━━━ Entries supplied
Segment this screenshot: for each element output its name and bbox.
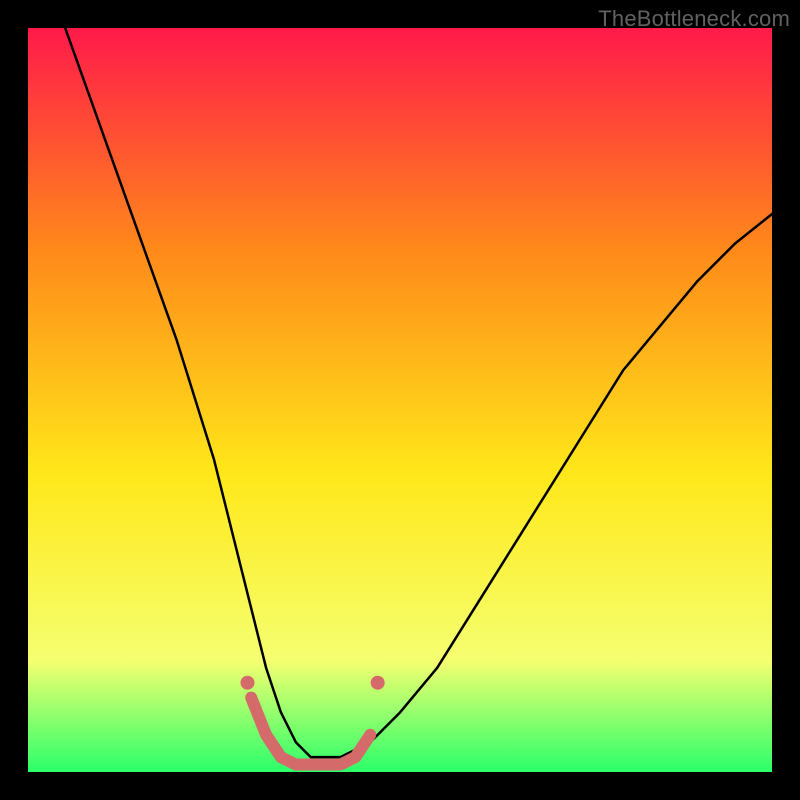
bottleneck-chart xyxy=(0,0,800,800)
watermark-label: TheBottleneck.com xyxy=(598,6,790,32)
series-highlight-dot-right xyxy=(371,676,385,690)
series-highlight-dot-left xyxy=(240,676,254,690)
plot-background xyxy=(28,28,772,772)
outer-frame: TheBottleneck.com xyxy=(0,0,800,800)
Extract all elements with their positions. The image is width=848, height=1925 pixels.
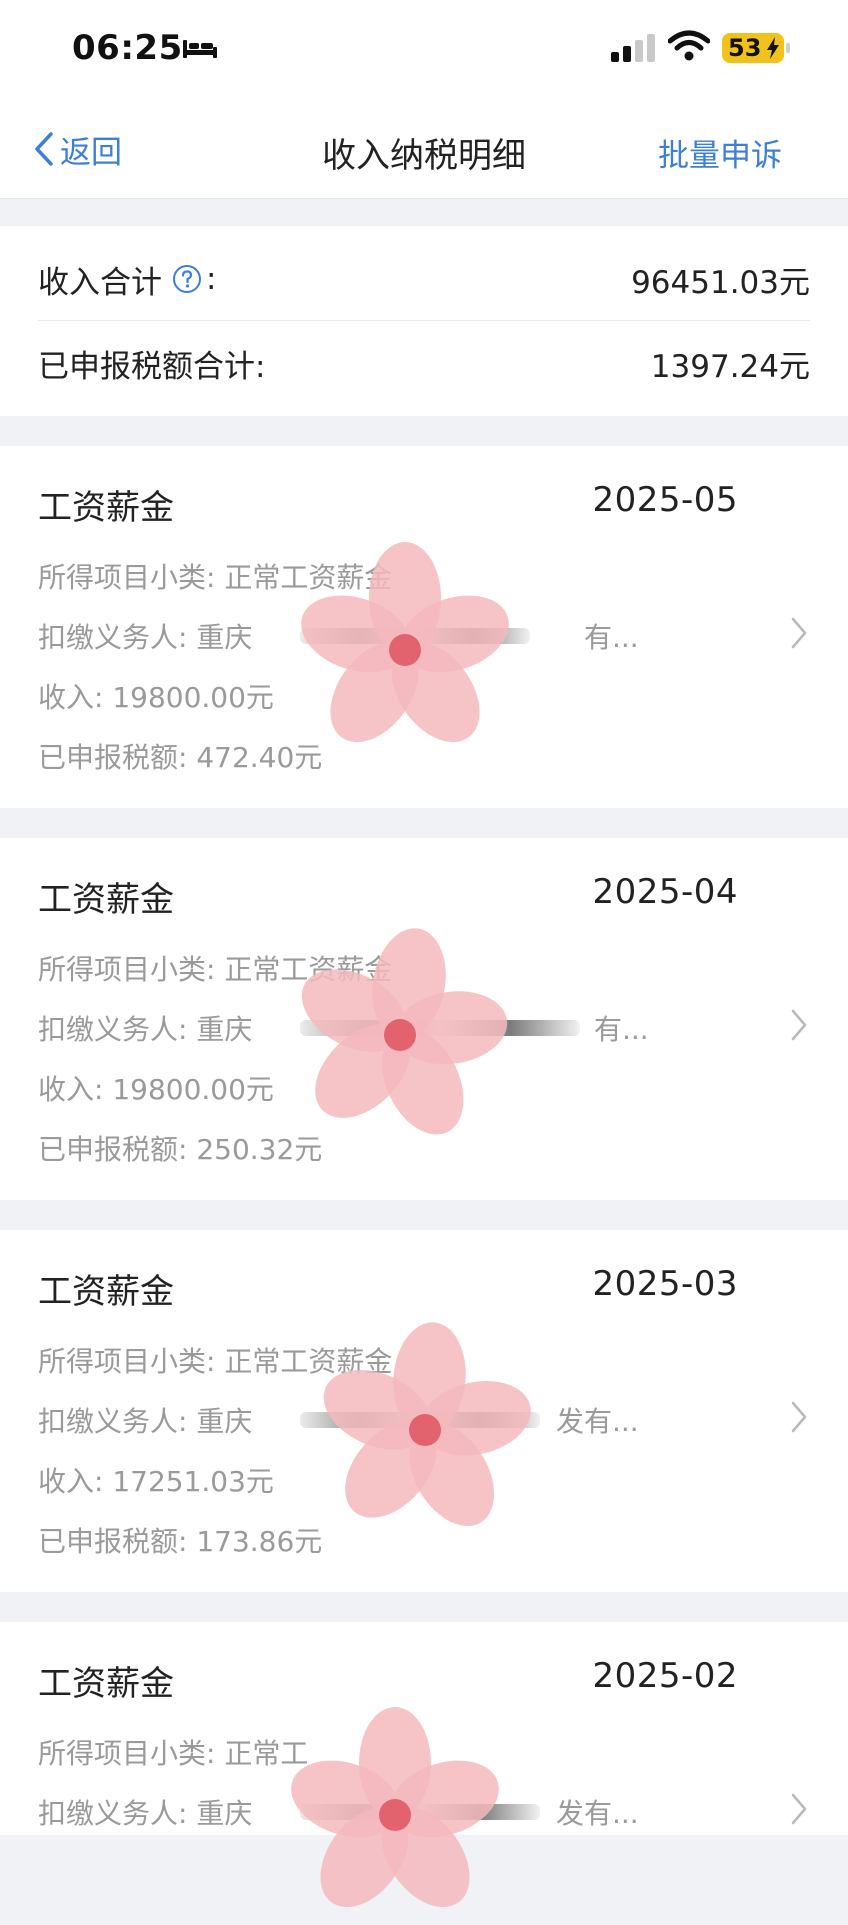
record-withholder-prefix: 扣缴义务人: 重庆 (38, 1797, 253, 1830)
tax-total-row: 已申报税额合计: 1397.24元 (38, 322, 810, 404)
tax-total-label: 已申报税额合计: (38, 348, 266, 385)
help-question-icon[interactable] (172, 264, 202, 294)
record-type: 工资薪金 (38, 880, 174, 920)
tax-total-value: 1397.24元 (650, 348, 810, 385)
income-record-card[interactable]: 工资薪金 2025-03 所得项目小类: 正常工资薪金 扣缴义务人: 重庆 发有… (0, 1230, 848, 1592)
record-type: 工资薪金 (38, 488, 174, 528)
wifi-icon (668, 30, 710, 61)
income-total-label: 收入合计 (38, 264, 162, 301)
status-time: 06:25 (72, 28, 183, 68)
redaction-blur (300, 1804, 540, 1820)
summary-card: 收入合计 : 96451.03元 已申报税额合计: 1397.24元 (0, 226, 848, 416)
cellular-signal-icon (611, 34, 655, 62)
record-date: 2025-03 (592, 1264, 738, 1304)
record-income: 收入: 17251.03元 (38, 1465, 274, 1498)
charging-bolt-icon (767, 37, 779, 59)
chevron-right-icon (791, 1009, 807, 1041)
nav-bar: 返回 收入纳税明细 批量申诉 (0, 100, 848, 199)
chevron-right-icon (791, 1401, 807, 1433)
record-date: 2025-05 (592, 480, 738, 520)
record-tax: 已申报税额: 472.40元 (38, 741, 323, 774)
record-subcategory: 所得项目小类: 正常工 (38, 1737, 309, 1770)
record-date: 2025-02 (592, 1656, 738, 1696)
record-type: 工资薪金 (38, 1664, 174, 1704)
income-total-colon: : (206, 261, 217, 297)
record-subcategory: 所得项目小类: 正常工资薪金 (38, 1345, 393, 1378)
record-income: 收入: 19800.00元 (38, 1073, 274, 1106)
income-record-card[interactable]: 工资薪金 2025-02 所得项目小类: 正常工 扣缴义务人: 重庆 发有... (0, 1622, 848, 1835)
status-bar: 06:25 53 (0, 0, 848, 100)
income-record-card[interactable]: 工资薪金 2025-05 所得项目小类: 正常工资薪金 扣缴义务人: 重庆 有.… (0, 446, 848, 808)
redaction-blur (300, 1020, 580, 1036)
record-income: 收入: 19800.00元 (38, 681, 274, 714)
income-total-row: 收入合计 : 96451.03元 (38, 238, 810, 321)
record-withholder-suffix: 有... (584, 621, 639, 654)
battery-indicator: 53 (722, 33, 784, 63)
income-total-value: 96451.03元 (631, 264, 810, 301)
batch-appeal-button[interactable]: 批量申诉 (658, 130, 782, 175)
record-withholder-suffix: 发有... (556, 1797, 639, 1830)
chevron-right-icon (791, 1793, 807, 1825)
redaction-blur (300, 628, 530, 644)
battery-cap (786, 43, 790, 53)
record-withholder-suffix: 有... (594, 1013, 649, 1046)
sleep-bed-icon (183, 40, 217, 58)
record-withholder-prefix: 扣缴义务人: 重庆 (38, 1405, 253, 1438)
record-tax: 已申报税额: 250.32元 (38, 1133, 323, 1166)
redaction-blur (300, 1412, 540, 1428)
record-withholder-prefix: 扣缴义务人: 重庆 (38, 621, 253, 654)
record-date: 2025-04 (592, 872, 738, 912)
record-subcategory: 所得项目小类: 正常工资薪金 (38, 953, 393, 986)
record-withholder-suffix: 发有... (556, 1405, 639, 1438)
record-withholder-prefix: 扣缴义务人: 重庆 (38, 1013, 253, 1046)
record-type: 工资薪金 (38, 1272, 174, 1312)
income-record-card[interactable]: 工资薪金 2025-04 所得项目小类: 正常工资薪金 扣缴义务人: 重庆 有.… (0, 838, 848, 1200)
battery-level: 53 (728, 34, 762, 62)
record-tax: 已申报税额: 173.86元 (38, 1525, 323, 1558)
record-subcategory: 所得项目小类: 正常工资薪金 (38, 561, 393, 594)
chevron-right-icon (791, 617, 807, 649)
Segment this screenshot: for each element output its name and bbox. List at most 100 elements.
━━━━━━
Copy out every line of the items above word for word, leaving out the picture lines.

# Answer
Segment this screenshot: for each element output its name and bbox.
bottleneck-chart xyxy=(0,0,800,800)
watermark-label: TheBottleneck.com xyxy=(598,6,790,32)
series-highlight-dot-right xyxy=(371,676,385,690)
series-highlight-dot-left xyxy=(240,676,254,690)
plot-background xyxy=(28,28,772,772)
outer-frame: TheBottleneck.com xyxy=(0,0,800,800)
Extract all elements with their positions. The image is width=848, height=1925 pixels.
record-withholder-prefix: 扣缴义务人: 重庆 (38, 1797, 253, 1830)
tax-total-row: 已申报税额合计: 1397.24元 (38, 322, 810, 404)
tax-total-label: 已申报税额合计: (38, 348, 266, 385)
help-question-icon[interactable] (172, 264, 202, 294)
record-type: 工资薪金 (38, 880, 174, 920)
tax-total-value: 1397.24元 (650, 348, 810, 385)
income-record-card[interactable]: 工资薪金 2025-03 所得项目小类: 正常工资薪金 扣缴义务人: 重庆 发有… (0, 1230, 848, 1592)
record-type: 工资薪金 (38, 488, 174, 528)
wifi-icon (668, 30, 710, 61)
income-total-label: 收入合计 (38, 264, 162, 301)
status-time: 06:25 (72, 28, 183, 68)
redaction-blur (300, 1804, 540, 1820)
summary-card: 收入合计 : 96451.03元 已申报税额合计: 1397.24元 (0, 226, 848, 416)
cellular-signal-icon (611, 34, 655, 62)
record-date: 2025-03 (592, 1264, 738, 1304)
record-income: 收入: 17251.03元 (38, 1465, 274, 1498)
charging-bolt-icon (767, 37, 779, 59)
chevron-right-icon (791, 1009, 807, 1041)
nav-bar: 返回 收入纳税明细 批量申诉 (0, 100, 848, 199)
chevron-right-icon (791, 1401, 807, 1433)
record-date: 2025-05 (592, 480, 738, 520)
record-tax: 已申报税额: 472.40元 (38, 741, 323, 774)
record-subcategory: 所得项目小类: 正常工 (38, 1737, 309, 1770)
record-date: 2025-02 (592, 1656, 738, 1696)
record-type: 工资薪金 (38, 1664, 174, 1704)
income-total-colon: : (206, 261, 217, 297)
record-subcategory: 所得项目小类: 正常工资薪金 (38, 1345, 393, 1378)
record-income: 收入: 19800.00元 (38, 1073, 274, 1106)
income-record-card[interactable]: 工资薪金 2025-02 所得项目小类: 正常工 扣缴义务人: 重庆 发有... (0, 1622, 848, 1835)
status-bar: 06:25 53 (0, 0, 848, 100)
income-record-card[interactable]: 工资薪金 2025-05 所得项目小类: 正常工资薪金 扣缴义务人: 重庆 有.… (0, 446, 848, 808)
redaction-blur (300, 1020, 580, 1036)
record-income: 收入: 19800.00元 (38, 681, 274, 714)
income-total-row: 收入合计 : 96451.03元 (38, 238, 810, 321)
record-withholder-suffix: 有... (584, 621, 639, 654)
battery-indicator: 53 (722, 33, 784, 63)
income-total-value: 96451.03元 (631, 264, 810, 301)
batch-appeal-button[interactable]: 批量申诉 (658, 130, 782, 175)
record-withholder-suffix: 发有... (556, 1797, 639, 1830)
chevron-right-icon (791, 1793, 807, 1825)
redaction-blur (300, 628, 530, 644)
battery-cap (786, 43, 790, 53)
record-withholder-suffix: 有... (594, 1013, 649, 1046)
sleep-bed-icon (183, 40, 217, 58)
record-withholder-prefix: 扣缴义务人: 重庆 (38, 1405, 253, 1438)
record-tax: 已申报税额: 250.32元 (38, 1133, 323, 1166)
redaction-blur (300, 1412, 540, 1428)
record-withholder-prefix: 扣缴义务人: 重庆 (38, 621, 253, 654)
record-date: 2025-04 (592, 872, 738, 912)
record-subcategory: 所得项目小类: 正常工资薪金 (38, 953, 393, 986)
record-withholder-suffix: 发有... (556, 1405, 639, 1438)
record-withholder-prefix: 扣缴义务人: 重庆 (38, 1013, 253, 1046)
record-type: 工资薪金 (38, 1272, 174, 1312)
income-record-card[interactable]: 工资薪金 2025-04 所得项目小类: 正常工资薪金 扣缴义务人: 重庆 有.… (0, 838, 848, 1200)
battery-level: 53 (728, 34, 762, 62)
record-tax: 已申报税额: 173.86元 (38, 1525, 323, 1558)
record-subcategory: 所得项目小类: 正常工资薪金 (38, 561, 393, 594)
chevron-right-icon (791, 617, 807, 649)
Segment this screenshot: for each element output its name and bbox. List at most 100 elements.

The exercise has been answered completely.